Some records
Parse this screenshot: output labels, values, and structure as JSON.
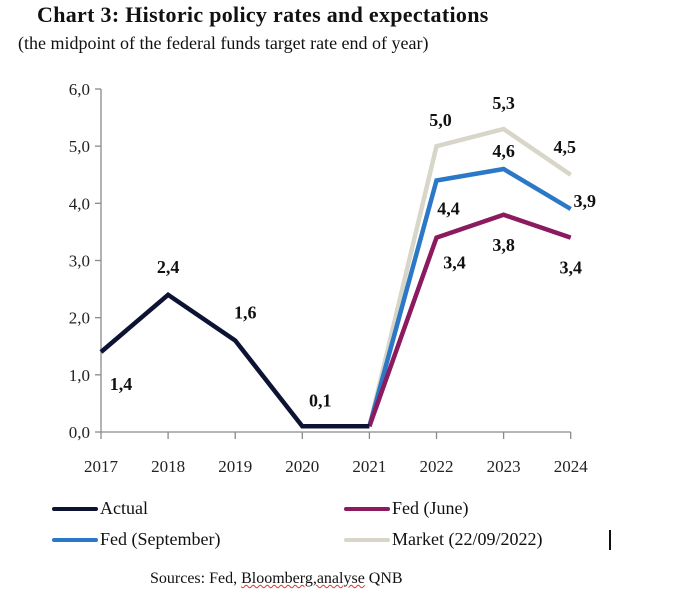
{
  "header": {
    "title": "Chart 3: Historic policy rates and expectations",
    "subtitle": "(the midpoint of the federal funds target rate end of year)"
  },
  "footer": {
    "source_prefix": "Sources: Fed, ",
    "source_underlined": "Bloomberg,analyse",
    "source_suffix": " QNB"
  },
  "chart_data": {
    "type": "line",
    "title": "Chart 3: Historic policy rates and expectations",
    "subtitle": "(the midpoint of the federal funds target rate end of year)",
    "xlabel": "",
    "ylabel": "",
    "x": [
      "2017",
      "2018",
      "2019",
      "2020",
      "2021",
      "2022",
      "2023",
      "2024"
    ],
    "ylim": [
      0,
      6
    ],
    "yticks": [
      "0,0",
      "1,0",
      "2,0",
      "3,0",
      "4,0",
      "5,0",
      "6,0"
    ],
    "grid": false,
    "legend_position": "bottom",
    "series": [
      {
        "name": "Actual",
        "color": "#0d1433",
        "values": [
          1.4,
          2.4,
          1.6,
          0.1,
          0.1,
          null,
          null,
          null
        ],
        "labels": [
          "1,4",
          "2,4",
          "1,6",
          "0,1",
          null,
          null,
          null,
          null
        ]
      },
      {
        "name": "Fed (June)",
        "color": "#8b1a5e",
        "values": [
          null,
          null,
          null,
          null,
          0.1,
          3.4,
          3.8,
          3.4
        ],
        "labels": [
          null,
          null,
          null,
          null,
          null,
          "3,4",
          "3,8",
          "3,4"
        ]
      },
      {
        "name": "Fed (September)",
        "color": "#2a78c6",
        "values": [
          null,
          null,
          null,
          null,
          0.1,
          4.4,
          4.6,
          3.9
        ],
        "labels": [
          null,
          null,
          null,
          null,
          null,
          "4,4",
          "4,6",
          "3,9"
        ]
      },
      {
        "name": "Market (22/09/2022)",
        "color": "#d8d6c8",
        "values": [
          null,
          null,
          null,
          null,
          0.1,
          5.0,
          5.3,
          4.5
        ],
        "labels": [
          null,
          null,
          null,
          null,
          null,
          "5,0",
          "5,3",
          "4,5"
        ]
      }
    ]
  }
}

- INSTRUCTIONS FOR THE TASK -
From the listing above, copy out each line where the word "year" appears.

- TASK RESULT -
    "subtitle": "(the midpoint of the federal funds target rate end of year)"
    "subtitle": "(the midpoint of the federal funds target rate end of year)",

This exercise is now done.